Look through the records that follow. Copy every line containing the word "JSON".

Start of Data entries

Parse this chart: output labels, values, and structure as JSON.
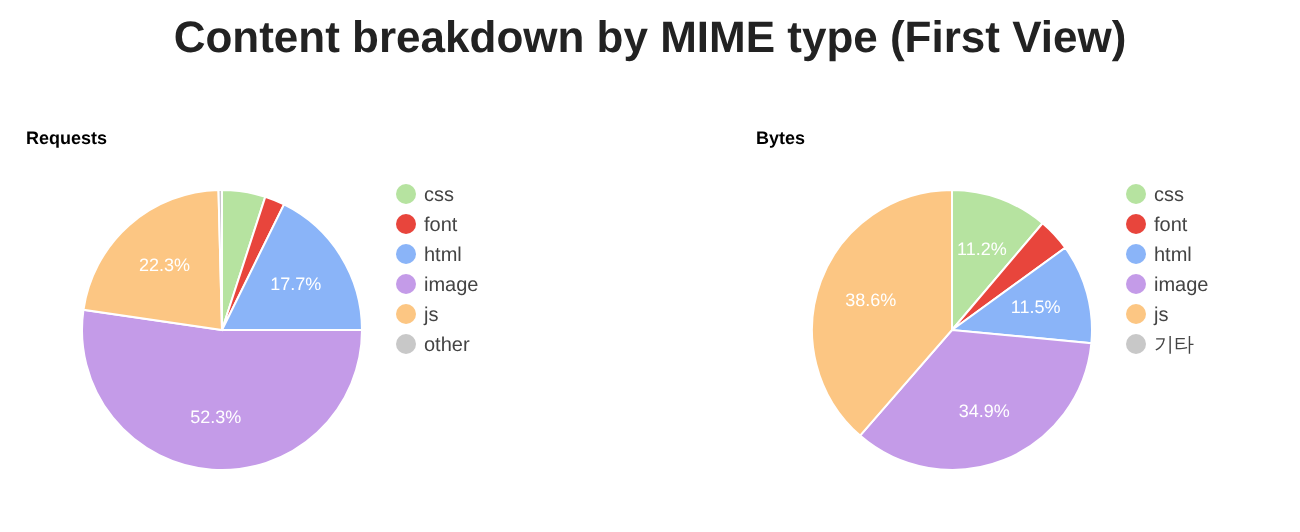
{
  "chart_data": [
    {
      "type": "pie",
      "title": "Content breakdown by MIME type (First View)",
      "subtitle": "Requests",
      "categories": [
        "css",
        "font",
        "html",
        "image",
        "js",
        "other"
      ],
      "values": [
        5.0,
        2.3,
        17.7,
        52.3,
        22.3,
        0.4
      ],
      "colors": [
        "#b6e3a0",
        "#e8453c",
        "#8ab4f8",
        "#c49be8",
        "#fcc683",
        "#c8c8c8"
      ],
      "value_labels": [
        null,
        null,
        "17.7%",
        "52.3%",
        "22.3%",
        null
      ],
      "legend": "right"
    },
    {
      "type": "pie",
      "subtitle": "Bytes",
      "categories": [
        "css",
        "font",
        "html",
        "image",
        "js",
        "기타"
      ],
      "values": [
        11.2,
        3.8,
        11.5,
        34.9,
        38.6,
        0
      ],
      "colors": [
        "#b6e3a0",
        "#e8453c",
        "#8ab4f8",
        "#c49be8",
        "#fcc683",
        "#c8c8c8"
      ],
      "value_labels": [
        "11.2%",
        null,
        "11.5%",
        "34.9%",
        "38.6%",
        null
      ],
      "legend": "right"
    }
  ]
}
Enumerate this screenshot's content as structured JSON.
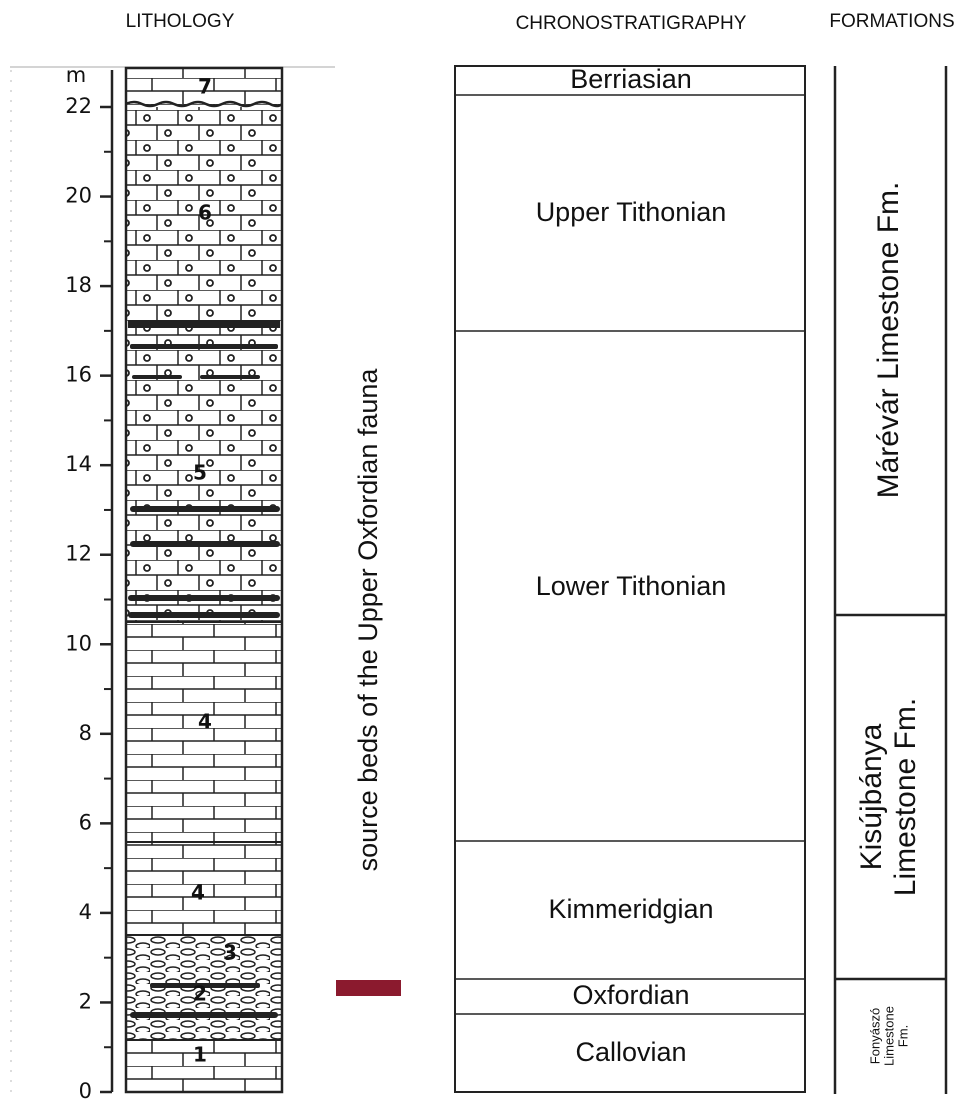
{
  "headers": {
    "lithology": "LITHOLOGY",
    "chronostratigraphy": "CHRONOSTRATIGRAPHY",
    "formations": "FORMATIONS"
  },
  "depth_axis": {
    "unit": "m",
    "ticks": [
      0,
      2,
      4,
      6,
      8,
      10,
      12,
      14,
      16,
      18,
      20,
      22
    ]
  },
  "bed_labels": [
    "1",
    "2",
    "3",
    "4",
    "4",
    "5",
    "6",
    "7"
  ],
  "annotation": "source beds of the Upper Oxfordian fauna",
  "stages": [
    "Berriasian",
    "Upper Tithonian",
    "Lower Tithonian",
    "Kimmeridgian",
    "Oxfordian",
    "Callovian"
  ],
  "formations": [
    {
      "lines": [
        "Márévár Limestone Fm."
      ]
    },
    {
      "lines": [
        "Kisújbánya",
        "Limestone Fm."
      ]
    },
    {
      "lines": [
        "Fonyászó",
        "Limestone",
        "Fm."
      ]
    }
  ]
}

End of Data entries

__Expected output__.
Parse this chart: output labels, values, and structure as JSON.
Enumerate this screenshot's content as structured JSON.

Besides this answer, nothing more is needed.